--- START ---

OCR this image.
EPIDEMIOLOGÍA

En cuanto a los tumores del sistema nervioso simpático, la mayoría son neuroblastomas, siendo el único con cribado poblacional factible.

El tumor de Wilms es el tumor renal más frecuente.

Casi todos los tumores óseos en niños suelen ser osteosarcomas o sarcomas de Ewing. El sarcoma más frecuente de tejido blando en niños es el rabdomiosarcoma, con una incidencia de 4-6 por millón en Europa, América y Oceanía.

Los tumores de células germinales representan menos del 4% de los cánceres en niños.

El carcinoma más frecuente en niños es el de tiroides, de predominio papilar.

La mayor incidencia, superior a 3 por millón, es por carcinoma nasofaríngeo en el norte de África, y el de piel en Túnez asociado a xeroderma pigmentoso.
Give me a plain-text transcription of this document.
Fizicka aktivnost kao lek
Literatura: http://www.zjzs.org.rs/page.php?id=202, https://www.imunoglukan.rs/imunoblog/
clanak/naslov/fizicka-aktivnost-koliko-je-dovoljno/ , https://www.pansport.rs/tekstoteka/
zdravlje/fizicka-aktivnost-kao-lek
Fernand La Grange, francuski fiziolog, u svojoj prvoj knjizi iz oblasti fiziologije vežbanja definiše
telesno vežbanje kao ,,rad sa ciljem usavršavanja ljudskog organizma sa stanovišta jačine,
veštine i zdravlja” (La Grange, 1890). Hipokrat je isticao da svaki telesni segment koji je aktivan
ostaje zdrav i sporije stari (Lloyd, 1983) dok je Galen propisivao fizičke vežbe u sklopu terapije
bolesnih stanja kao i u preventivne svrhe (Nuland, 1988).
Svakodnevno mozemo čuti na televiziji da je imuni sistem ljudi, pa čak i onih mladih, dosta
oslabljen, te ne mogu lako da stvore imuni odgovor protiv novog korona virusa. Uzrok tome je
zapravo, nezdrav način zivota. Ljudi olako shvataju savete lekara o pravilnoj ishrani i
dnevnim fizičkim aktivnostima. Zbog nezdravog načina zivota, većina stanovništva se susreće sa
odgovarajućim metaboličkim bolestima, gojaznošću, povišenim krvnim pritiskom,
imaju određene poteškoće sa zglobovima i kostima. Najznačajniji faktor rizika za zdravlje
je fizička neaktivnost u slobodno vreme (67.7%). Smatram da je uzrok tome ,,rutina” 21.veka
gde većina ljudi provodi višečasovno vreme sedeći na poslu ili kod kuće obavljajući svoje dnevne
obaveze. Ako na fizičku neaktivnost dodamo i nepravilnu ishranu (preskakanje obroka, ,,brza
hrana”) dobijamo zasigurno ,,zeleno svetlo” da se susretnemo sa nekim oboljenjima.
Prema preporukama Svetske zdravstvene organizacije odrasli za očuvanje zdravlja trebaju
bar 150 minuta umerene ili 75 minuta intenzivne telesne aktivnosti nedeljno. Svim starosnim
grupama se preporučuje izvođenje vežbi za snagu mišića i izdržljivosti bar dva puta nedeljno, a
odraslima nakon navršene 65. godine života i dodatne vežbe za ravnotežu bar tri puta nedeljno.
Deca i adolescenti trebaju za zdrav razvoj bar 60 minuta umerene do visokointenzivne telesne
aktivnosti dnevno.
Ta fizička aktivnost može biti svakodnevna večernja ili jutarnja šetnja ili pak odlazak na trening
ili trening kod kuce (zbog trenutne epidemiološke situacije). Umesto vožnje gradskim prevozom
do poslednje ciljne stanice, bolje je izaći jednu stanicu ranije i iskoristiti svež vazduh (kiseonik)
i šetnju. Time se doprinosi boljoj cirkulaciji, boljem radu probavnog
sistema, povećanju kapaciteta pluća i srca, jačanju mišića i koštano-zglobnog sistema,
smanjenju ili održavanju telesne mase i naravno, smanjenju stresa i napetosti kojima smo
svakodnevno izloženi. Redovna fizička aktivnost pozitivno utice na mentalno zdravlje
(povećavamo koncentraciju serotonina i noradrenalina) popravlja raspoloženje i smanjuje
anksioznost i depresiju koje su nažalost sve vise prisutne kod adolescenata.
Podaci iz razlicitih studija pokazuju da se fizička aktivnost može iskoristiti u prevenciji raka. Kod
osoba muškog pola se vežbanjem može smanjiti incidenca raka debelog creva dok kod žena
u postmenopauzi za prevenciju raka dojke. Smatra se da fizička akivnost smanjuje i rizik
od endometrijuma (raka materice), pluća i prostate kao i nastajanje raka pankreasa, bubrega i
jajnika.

--- END ---

- **ABOUT THIS TASK**: Print out the full listing above, word for word.

- **SOLUTION TO THIS TASK**:
OCR this image.
EPIDEMIOLOGÍA

En cuanto a los tumores del sistema nervioso simpático, la mayoría son neuroblastomas, siendo el único con cribado poblacional factible.

El tumor de Wilms es el tumor renal más frecuente.

Casi todos los tumores óseos en niños suelen ser osteosarcomas o sarcomas de Ewing. El sarcoma más frecuente de tejido blando en niños es el rabdomiosarcoma, con una incidencia de 4-6 por millón en Europa, América y Oceanía.

Los tumores de células germinales representan menos del 4% de los cánceres en niños.

El carcinoma más frecuente en niños es el de tiroides, de predominio papilar.

La mayor incidencia, superior a 3 por millón, es por carcinoma nasofaríngeo en el norte de África, y el de piel en Túnez asociado a xeroderma pigmentoso.
Give me a plain-text transcription of this document.
Fizicka aktivnost kao lek
Literatura: http://www.zjzs.org.rs/page.php?id=202, https://www.imunoglukan.rs/imunoblog/
clanak/naslov/fizicka-aktivnost-koliko-je-dovoljno/ , https://www.pansport.rs/tekstoteka/
zdravlje/fizicka-aktivnost-kao-lek
Fernand La Grange, francuski fiziolog, u svojoj prvoj knjizi iz oblasti fiziologije vežbanja definiše
telesno vežbanje kao ,,rad sa ciljem usavršavanja ljudskog organizma sa stanovišta jačine,
veštine i zdravlja” (La Grange, 1890). Hipokrat je isticao da svaki telesni segment koji je aktivan
ostaje zdrav i sporije stari (Lloyd, 1983) dok je Galen propisivao fizičke vežbe u sklopu terapije
bolesnih stanja kao i u preventivne svrhe (Nuland, 1988).
Svakodnevno mozemo čuti na televiziji da je imuni sistem ljudi, pa čak i onih mladih, dosta
oslabljen, te ne mogu lako da stvore imuni odgovor protiv novog korona virusa. Uzrok tome je
zapravo, nezdrav način zivota. Ljudi olako shvataju savete lekara o pravilnoj ishrani i
dnevnim fizičkim aktivnostima. Zbog nezdravog načina zivota, većina stanovništva se susreće sa
odgovarajućim metaboličkim bolestima, gojaznošću, povišenim krvnim pritiskom,
imaju određene poteškoće sa zglobovima i kostima. Najznačajniji faktor rizika za zdravlje
je fizička neaktivnost u slobodno vreme (67.7%). Smatram da je uzrok tome ,,rutina” 21.veka
gde većina ljudi provodi višečasovno vreme sedeći na poslu ili kod kuće obavljajući svoje dnevne
obaveze. Ako na fizičku neaktivnost dodamo i nepravilnu ishranu (preskakanje obroka, ,,brza
hrana”) dobijamo zasigurno ,,zeleno svetlo” da se susretnemo sa nekim oboljenjima.
Prema preporukama Svetske zdravstvene organizacije odrasli za očuvanje zdravlja trebaju
bar 150 minuta umerene ili 75 minuta intenzivne telesne aktivnosti nedeljno. Svim starosnim
grupama se preporučuje izvođenje vežbi za snagu mišića i izdržljivosti bar dva puta nedeljno, a
odraslima nakon navršene 65. godine života i dodatne vežbe za ravnotežu bar tri puta nedeljno.
Deca i adolescenti trebaju za zdrav razvoj bar 60 minuta umerene do visokointenzivne telesne
aktivnosti dnevno.
Ta fizička aktivnost može biti svakodnevna večernja ili jutarnja šetnja ili pak odlazak na trening
ili trening kod kuce (zbog trenutne epidemiološke situacije). Umesto vožnje gradskim prevozom
do poslednje ciljne stanice, bolje je izaći jednu stanicu ranije i iskoristiti svež vazduh (kiseonik)
i šetnju. Time se doprinosi boljoj cirkulaciji, boljem radu probavnog
sistema, povećanju kapaciteta pluća i srca, jačanju mišića i koštano-zglobnog sistema,
smanjenju ili održavanju telesne mase i naravno, smanjenju stresa i napetosti kojima smo
svakodnevno izloženi. Redovna fizička aktivnost pozitivno utice na mentalno zdravlje
(povećavamo koncentraciju serotonina i noradrenalina) popravlja raspoloženje i smanjuje
anksioznost i depresiju koje su nažalost sve vise prisutne kod adolescenata.
Podaci iz razlicitih studija pokazuju da se fizička aktivnost može iskoristiti u prevenciji raka. Kod
osoba muškog pola se vežbanjem može smanjiti incidenca raka debelog creva dok kod žena
u postmenopauzi za prevenciju raka dojke. Smatra se da fizička akivnost smanjuje i rizik
od endometrijuma (raka materice), pluća i prostate kao i nastajanje raka pankreasa, bubrega i
jajnika.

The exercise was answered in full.